## BEGIN

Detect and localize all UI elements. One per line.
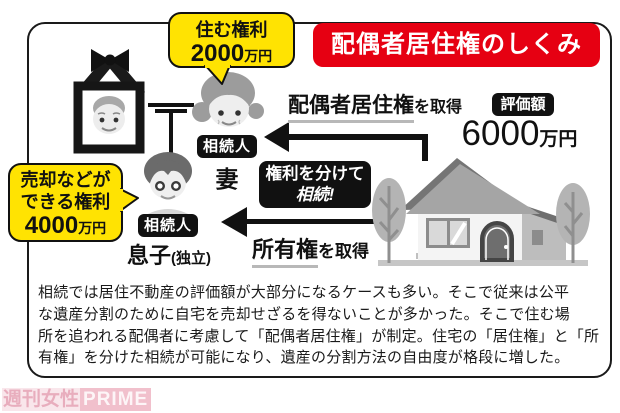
bubble-left-unit: 万円 [78,220,107,236]
ownership-right-suffix: を取得 [318,242,370,261]
memorial-photo-illustration [73,49,145,154]
house-illustration [372,158,590,266]
family-tree-connector [148,103,194,107]
bubble-top-amount: 2000万円 [191,41,273,67]
bubble-left-number: 4000 [24,212,79,239]
bubble-top-tail [204,65,231,85]
description-line: 有権」を分けた相続が可能になり、遺産の分割方法の自由度が格段に増した。 [38,349,570,367]
residence-right-term: 配偶者居住権 [288,89,414,123]
arrow-shaft [246,219,402,224]
wife-heir-badge: 相続人 [197,135,257,158]
bubble-top-unit: 万円 [244,48,273,64]
valuation-amount: 6000万円 [452,114,587,154]
valuation-unit: 万円 [539,129,578,150]
watermark-part1: 週刊女性 [2,388,81,411]
son-heir-badge: 相続人 [138,214,198,237]
ownership-value-bubble: 売却などが できる権利 4000万円 [8,163,123,242]
description-line: 所を追われる配偶者に考慮して「配偶者居住権」が制定。住宅の「居住権」と「所 [38,327,600,345]
split-line2: 相続! [295,186,335,204]
wife-label: 妻 [215,166,239,192]
split-rights-box: 権利を分けて 相続! [259,161,371,208]
left-arrow-icon [264,122,289,152]
split-line1: 権利を分けて [265,165,365,183]
family-tree-connector [169,109,173,156]
page-title: 配偶者居住権のしくみ [313,23,600,67]
son-label: 息子(独立) [108,238,230,270]
residence-value-bubble: 住む権利 2000万円 [168,12,295,68]
description-text: 相続では居住不動産の評価額が大部分になるケースも多い。そこで従来は公平 な遺産分… [38,282,600,369]
ownership-right-term: 所有権 [252,232,319,268]
bubble-top-number: 2000 [190,40,245,67]
son-name: 息子 [126,243,171,268]
son-note: (独立) [171,250,211,267]
watermark-part2: PRIME [80,388,152,411]
arrow-shaft [422,134,428,161]
ownership-right-label: 所有権を取得 [252,232,369,268]
son-illustration [141,152,195,218]
bubble-left-line2: できる権利 [20,192,111,212]
bubble-left-amount: 4000万円 [25,213,107,239]
arrow-shaft [287,134,428,140]
residence-right-label: 配偶者居住権を取得 [288,89,462,123]
bubble-top-line1: 住む権利 [195,20,268,40]
residence-right-suffix: を取得 [414,99,463,116]
bubble-left-tail [120,188,139,212]
description-line: 相続では居住不動産の評価額が大部分になるケースも多い。そこで従来は公平 [38,284,570,301]
valuation-badge: 評価額 [492,93,554,116]
bubble-left-line1: 売却などが [20,170,111,190]
valuation-number: 6000 [461,114,540,153]
left-arrow-icon [221,207,247,237]
description-line: な遺産分割のために自宅を売却せざるを得ないことが多かった。そこで住む場 [38,305,571,323]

## END

■ GIVEN REQUEST ■
Convert the lines above, from the line with "bubble-left-unit: 万円 [78,220,107,236]" through the line with "bubble-top-number: 2000 [190,40,245,67]", into a Markdown table with the columns Number and Line. Leave out any blank lines.

■ THE RESULT ■
| Number | Line |
|---|---|
| 1 | bubble-left-unit: 万円 [78,220,107,236] |
| 2 | ownership-right-suffix: を取得 [318,242,370,261] |
| 3 | memorial-photo-illustration [73,49,145,154] |
| 4 | house-illustration [372,158,590,266] |
| 5 | family-tree-connector [148,103,194,107] |
| 6 | bubble-top-amount: 2000万円 [191,41,273,67] |
| 7 | bubble-left-number: 4000 [24,212,79,239] |
| 8 | bubble-top-tail [204,65,231,85] |
| 9 | description-line: 有権」を分けた相続が可能になり、遺産の分割方法の自由度が格段に増した。 [38,349,570,367] |
| 10 | residence-right-term: 配偶者居住権 [288,89,414,123] |
| 11 | arrow-shaft [246,219,402,224] |
| 12 | wife-heir-badge: 相続人 [197,135,257,158] |
| 13 | bubble-top-unit: 万円 [244,48,273,64] |
| 14 | valuation-amount: 6000万円 [452,114,587,154] |
| 15 | valuation-unit: 万円 [539,129,578,150] |
| 16 | watermark-part1: 週刊女性 [2,388,81,411] |
| 17 | son-heir-badge: 相続人 [138,214,198,237] |
| 18 | ownership-value-bubble: 売却などが できる権利 4000万円 [8,163,123,242] |
| 19 | description-line: 所を追われる配偶者に考慮して「配偶者居住権」が制定。住宅の「居住権」と「所 [38,327,600,345] |
| 20 | split-line2: 相続! [295,186,335,204] |
| 21 | wife-label: 妻 [215,166,239,192] |
| 22 | split-rights-box: 権利を分けて 相続! [259,161,371,208] |
| 23 | left-arrow-icon [264,122,289,152] |
| 24 | split-line1: 権利を分けて [265,165,365,183] |
| 25 | family-tree-connector [169,109,173,156] |
| 26 | page-title: 配偶者居住権のしくみ [313,23,600,67] |
| 27 | son-label: 息子(独立) [108,238,230,270] |
| 28 | residence-value-bubble: 住む権利 2000万円 [168,12,295,68] |
| 29 | description-text: 相続では居住不動産の評価額が大部分になるケースも多い。そこで従来は公平 な遺産分… [38,282,600,369] |
| 30 | ownership-right-term: 所有権 [252,232,319,268] |
| 31 | bubble-top-number: 2000 [190,40,245,67] |